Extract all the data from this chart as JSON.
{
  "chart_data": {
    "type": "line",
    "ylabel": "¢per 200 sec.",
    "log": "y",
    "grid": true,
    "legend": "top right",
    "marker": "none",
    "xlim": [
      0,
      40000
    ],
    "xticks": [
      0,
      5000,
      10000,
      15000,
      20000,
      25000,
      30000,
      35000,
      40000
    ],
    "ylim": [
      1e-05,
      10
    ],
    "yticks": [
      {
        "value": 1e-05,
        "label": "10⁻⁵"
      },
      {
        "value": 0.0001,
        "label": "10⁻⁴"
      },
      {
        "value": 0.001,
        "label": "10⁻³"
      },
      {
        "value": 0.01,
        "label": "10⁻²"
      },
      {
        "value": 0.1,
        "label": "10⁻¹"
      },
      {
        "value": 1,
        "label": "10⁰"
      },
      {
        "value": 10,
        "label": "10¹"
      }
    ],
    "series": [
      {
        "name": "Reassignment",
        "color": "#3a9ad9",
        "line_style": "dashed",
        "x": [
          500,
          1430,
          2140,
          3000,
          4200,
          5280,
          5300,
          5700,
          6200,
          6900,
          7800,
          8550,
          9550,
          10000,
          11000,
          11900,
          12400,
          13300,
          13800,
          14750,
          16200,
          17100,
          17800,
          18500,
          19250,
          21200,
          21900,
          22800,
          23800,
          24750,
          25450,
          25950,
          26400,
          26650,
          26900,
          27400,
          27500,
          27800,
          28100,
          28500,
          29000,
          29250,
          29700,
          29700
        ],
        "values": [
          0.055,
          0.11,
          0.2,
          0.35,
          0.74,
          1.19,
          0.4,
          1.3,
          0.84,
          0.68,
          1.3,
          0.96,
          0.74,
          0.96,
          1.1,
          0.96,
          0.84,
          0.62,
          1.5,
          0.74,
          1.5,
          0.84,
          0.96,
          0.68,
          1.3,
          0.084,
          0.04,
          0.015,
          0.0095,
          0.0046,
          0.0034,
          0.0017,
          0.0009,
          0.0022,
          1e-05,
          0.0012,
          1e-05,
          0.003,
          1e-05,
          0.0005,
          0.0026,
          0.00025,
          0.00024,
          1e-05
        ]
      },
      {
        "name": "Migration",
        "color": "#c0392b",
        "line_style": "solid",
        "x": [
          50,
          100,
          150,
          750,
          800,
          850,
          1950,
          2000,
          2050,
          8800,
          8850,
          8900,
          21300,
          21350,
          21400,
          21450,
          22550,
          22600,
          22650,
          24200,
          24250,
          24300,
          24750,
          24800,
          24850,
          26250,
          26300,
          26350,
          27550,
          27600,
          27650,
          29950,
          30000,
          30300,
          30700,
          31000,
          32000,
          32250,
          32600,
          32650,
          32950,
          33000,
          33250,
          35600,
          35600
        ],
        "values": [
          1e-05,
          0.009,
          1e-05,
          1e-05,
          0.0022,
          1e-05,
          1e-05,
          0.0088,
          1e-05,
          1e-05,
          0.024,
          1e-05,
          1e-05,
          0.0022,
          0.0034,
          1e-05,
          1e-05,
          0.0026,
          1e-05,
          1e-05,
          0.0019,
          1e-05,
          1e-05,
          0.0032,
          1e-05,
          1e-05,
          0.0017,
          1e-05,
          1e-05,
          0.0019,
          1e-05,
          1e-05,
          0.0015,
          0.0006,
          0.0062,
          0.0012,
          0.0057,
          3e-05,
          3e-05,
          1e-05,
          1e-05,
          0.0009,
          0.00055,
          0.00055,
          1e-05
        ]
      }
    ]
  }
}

··········

# Short problem
Copy out the whole listing exactly.

# Solution
Extract all the data from this chart as JSON.
{
  "chart_data": {
    "type": "line",
    "ylabel": "¢per 200 sec.",
    "log": "y",
    "grid": true,
    "legend": "top right",
    "marker": "none",
    "xlim": [
      0,
      40000
    ],
    "xticks": [
      0,
      5000,
      10000,
      15000,
      20000,
      25000,
      30000,
      35000,
      40000
    ],
    "ylim": [
      1e-05,
      10
    ],
    "yticks": [
      {
        "value": 1e-05,
        "label": "10⁻⁵"
      },
      {
        "value": 0.0001,
        "label": "10⁻⁴"
      },
      {
        "value": 0.001,
        "label": "10⁻³"
      },
      {
        "value": 0.01,
        "label": "10⁻²"
      },
      {
        "value": 0.1,
        "label": "10⁻¹"
      },
      {
        "value": 1,
        "label": "10⁰"
      },
      {
        "value": 10,
        "label": "10¹"
      }
    ],
    "series": [
      {
        "name": "Reassignment",
        "color": "#3a9ad9",
        "line_style": "dashed",
        "x": [
          500,
          1430,
          2140,
          3000,
          4200,
          5280,
          5300,
          5700,
          6200,
          6900,
          7800,
          8550,
          9550,
          10000,
          11000,
          11900,
          12400,
          13300,
          13800,
          14750,
          16200,
          17100,
          17800,
          18500,
          19250,
          21200,
          21900,
          22800,
          23800,
          24750,
          25450,
          25950,
          26400,
          26650,
          26900,
          27400,
          27500,
          27800,
          28100,
          28500,
          29000,
          29250,
          29700,
          29700
        ],
        "values": [
          0.055,
          0.11,
          0.2,
          0.35,
          0.74,
          1.19,
          0.4,
          1.3,
          0.84,
          0.68,
          1.3,
          0.96,
          0.74,
          0.96,
          1.1,
          0.96,
          0.84,
          0.62,
          1.5,
          0.74,
          1.5,
          0.84,
          0.96,
          0.68,
          1.3,
          0.084,
          0.04,
          0.015,
          0.0095,
          0.0046,
          0.0034,
          0.0017,
          0.0009,
          0.0022,
          1e-05,
          0.0012,
          1e-05,
          0.003,
          1e-05,
          0.0005,
          0.0026,
          0.00025,
          0.00024,
          1e-05
        ]
      },
      {
        "name": "Migration",
        "color": "#c0392b",
        "line_style": "solid",
        "x": [
          50,
          100,
          150,
          750,
          800,
          850,
          1950,
          2000,
          2050,
          8800,
          8850,
          8900,
          21300,
          21350,
          21400,
          21450,
          22550,
          22600,
          22650,
          24200,
          24250,
          24300,
          24750,
          24800,
          24850,
          26250,
          26300,
          26350,
          27550,
          27600,
          27650,
          29950,
          30000,
          30300,
          30700,
          31000,
          32000,
          32250,
          32600,
          32650,
          32950,
          33000,
          33250,
          35600,
          35600
        ],
        "values": [
          1e-05,
          0.009,
          1e-05,
          1e-05,
          0.0022,
          1e-05,
          1e-05,
          0.0088,
          1e-05,
          1e-05,
          0.024,
          1e-05,
          1e-05,
          0.0022,
          0.0034,
          1e-05,
          1e-05,
          0.0026,
          1e-05,
          1e-05,
          0.0019,
          1e-05,
          1e-05,
          0.0032,
          1e-05,
          1e-05,
          0.0017,
          1e-05,
          1e-05,
          0.0019,
          1e-05,
          1e-05,
          0.0015,
          0.0006,
          0.0062,
          0.0012,
          0.0057,
          3e-05,
          3e-05,
          1e-05,
          1e-05,
          0.0009,
          0.00055,
          0.00055,
          1e-05
        ]
      }
    ]
  }
}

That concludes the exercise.